- WHAT THIS TASK INVOLVES -
Would you output the whole listing below, exactly as it reads?

- ENTRIES SHOWN -

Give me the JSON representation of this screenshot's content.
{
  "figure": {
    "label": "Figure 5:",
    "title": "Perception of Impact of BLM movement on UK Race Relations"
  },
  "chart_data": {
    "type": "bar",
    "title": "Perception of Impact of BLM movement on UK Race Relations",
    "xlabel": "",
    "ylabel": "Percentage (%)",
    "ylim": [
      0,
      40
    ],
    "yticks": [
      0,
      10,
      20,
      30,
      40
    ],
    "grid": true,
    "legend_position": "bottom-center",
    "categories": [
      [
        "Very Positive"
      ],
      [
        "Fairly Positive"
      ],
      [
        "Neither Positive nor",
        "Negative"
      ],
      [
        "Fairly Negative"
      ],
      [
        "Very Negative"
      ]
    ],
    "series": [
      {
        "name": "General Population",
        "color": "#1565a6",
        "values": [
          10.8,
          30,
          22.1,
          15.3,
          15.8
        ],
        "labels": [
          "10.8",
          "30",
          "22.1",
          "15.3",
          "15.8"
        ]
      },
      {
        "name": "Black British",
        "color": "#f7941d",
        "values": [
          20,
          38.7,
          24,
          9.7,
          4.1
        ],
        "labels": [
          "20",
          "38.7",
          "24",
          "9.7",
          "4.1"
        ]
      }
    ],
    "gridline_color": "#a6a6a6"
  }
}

- CORRECT RESULT -
Give me the JSON representation of this screenshot's content.
{
  "figure": {
    "label": "Figure 5:",
    "title": "Perception of Impact of BLM movement on UK Race Relations"
  },
  "chart_data": {
    "type": "bar",
    "title": "Perception of Impact of BLM movement on UK Race Relations",
    "xlabel": "",
    "ylabel": "Percentage (%)",
    "ylim": [
      0,
      40
    ],
    "yticks": [
      0,
      10,
      20,
      30,
      40
    ],
    "grid": true,
    "legend_position": "bottom-center",
    "categories": [
      [
        "Very Positive"
      ],
      [
        "Fairly Positive"
      ],
      [
        "Neither Positive nor",
        "Negative"
      ],
      [
        "Fairly Negative"
      ],
      [
        "Very Negative"
      ]
    ],
    "series": [
      {
        "name": "General Population",
        "color": "#1565a6",
        "values": [
          10.8,
          30,
          22.1,
          15.3,
          15.8
        ],
        "labels": [
          "10.8",
          "30",
          "22.1",
          "15.3",
          "15.8"
        ]
      },
      {
        "name": "Black British",
        "color": "#f7941d",
        "values": [
          20,
          38.7,
          24,
          9.7,
          4.1
        ],
        "labels": [
          "20",
          "38.7",
          "24",
          "9.7",
          "4.1"
        ]
      }
    ],
    "gridline_color": "#a6a6a6"
  }
}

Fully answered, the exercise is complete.